Exercise
Quote every line below exactly as it reads.

Exercise inputs
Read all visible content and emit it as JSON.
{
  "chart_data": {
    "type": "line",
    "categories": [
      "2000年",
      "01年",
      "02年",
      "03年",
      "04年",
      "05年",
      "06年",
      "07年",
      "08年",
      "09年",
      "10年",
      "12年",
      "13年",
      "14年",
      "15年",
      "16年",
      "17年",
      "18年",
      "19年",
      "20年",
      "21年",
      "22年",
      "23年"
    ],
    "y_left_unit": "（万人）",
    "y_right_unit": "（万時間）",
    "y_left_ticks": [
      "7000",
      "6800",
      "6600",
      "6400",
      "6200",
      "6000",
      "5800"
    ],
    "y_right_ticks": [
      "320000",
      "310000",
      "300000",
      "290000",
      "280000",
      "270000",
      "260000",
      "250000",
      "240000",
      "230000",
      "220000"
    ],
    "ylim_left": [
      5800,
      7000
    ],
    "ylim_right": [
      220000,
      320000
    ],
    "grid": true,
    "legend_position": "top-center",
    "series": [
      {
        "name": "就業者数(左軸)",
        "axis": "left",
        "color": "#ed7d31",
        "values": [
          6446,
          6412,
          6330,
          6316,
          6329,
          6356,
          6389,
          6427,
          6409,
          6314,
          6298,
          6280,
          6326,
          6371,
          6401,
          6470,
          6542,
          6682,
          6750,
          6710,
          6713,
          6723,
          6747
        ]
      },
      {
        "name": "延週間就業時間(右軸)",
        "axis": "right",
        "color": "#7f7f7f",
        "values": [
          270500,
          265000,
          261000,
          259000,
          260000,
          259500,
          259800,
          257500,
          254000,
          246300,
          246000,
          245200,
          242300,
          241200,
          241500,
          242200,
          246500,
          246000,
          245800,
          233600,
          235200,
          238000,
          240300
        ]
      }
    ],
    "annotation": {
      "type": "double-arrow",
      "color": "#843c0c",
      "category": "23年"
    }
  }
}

Task answer
Read all visible content and emit it as JSON.
{
  "chart_data": {
    "type": "line",
    "categories": [
      "2000年",
      "01年",
      "02年",
      "03年",
      "04年",
      "05年",
      "06年",
      "07年",
      "08年",
      "09年",
      "10年",
      "12年",
      "13年",
      "14年",
      "15年",
      "16年",
      "17年",
      "18年",
      "19年",
      "20年",
      "21年",
      "22年",
      "23年"
    ],
    "y_left_unit": "（万人）",
    "y_right_unit": "（万時間）",
    "y_left_ticks": [
      "7000",
      "6800",
      "6600",
      "6400",
      "6200",
      "6000",
      "5800"
    ],
    "y_right_ticks": [
      "320000",
      "310000",
      "300000",
      "290000",
      "280000",
      "270000",
      "260000",
      "250000",
      "240000",
      "230000",
      "220000"
    ],
    "ylim_left": [
      5800,
      7000
    ],
    "ylim_right": [
      220000,
      320000
    ],
    "grid": true,
    "legend_position": "top-center",
    "series": [
      {
        "name": "就業者数(左軸)",
        "axis": "left",
        "color": "#ed7d31",
        "values": [
          6446,
          6412,
          6330,
          6316,
          6329,
          6356,
          6389,
          6427,
          6409,
          6314,
          6298,
          6280,
          6326,
          6371,
          6401,
          6470,
          6542,
          6682,
          6750,
          6710,
          6713,
          6723,
          6747
        ]
      },
      {
        "name": "延週間就業時間(右軸)",
        "axis": "right",
        "color": "#7f7f7f",
        "values": [
          270500,
          265000,
          261000,
          259000,
          260000,
          259500,
          259800,
          257500,
          254000,
          246300,
          246000,
          245200,
          242300,
          241200,
          241500,
          242200,
          246500,
          246000,
          245800,
          233600,
          235200,
          238000,
          240300
        ]
      }
    ],
    "annotation": {
      "type": "double-arrow",
      "color": "#843c0c",
      "category": "23年"
    }
  }
}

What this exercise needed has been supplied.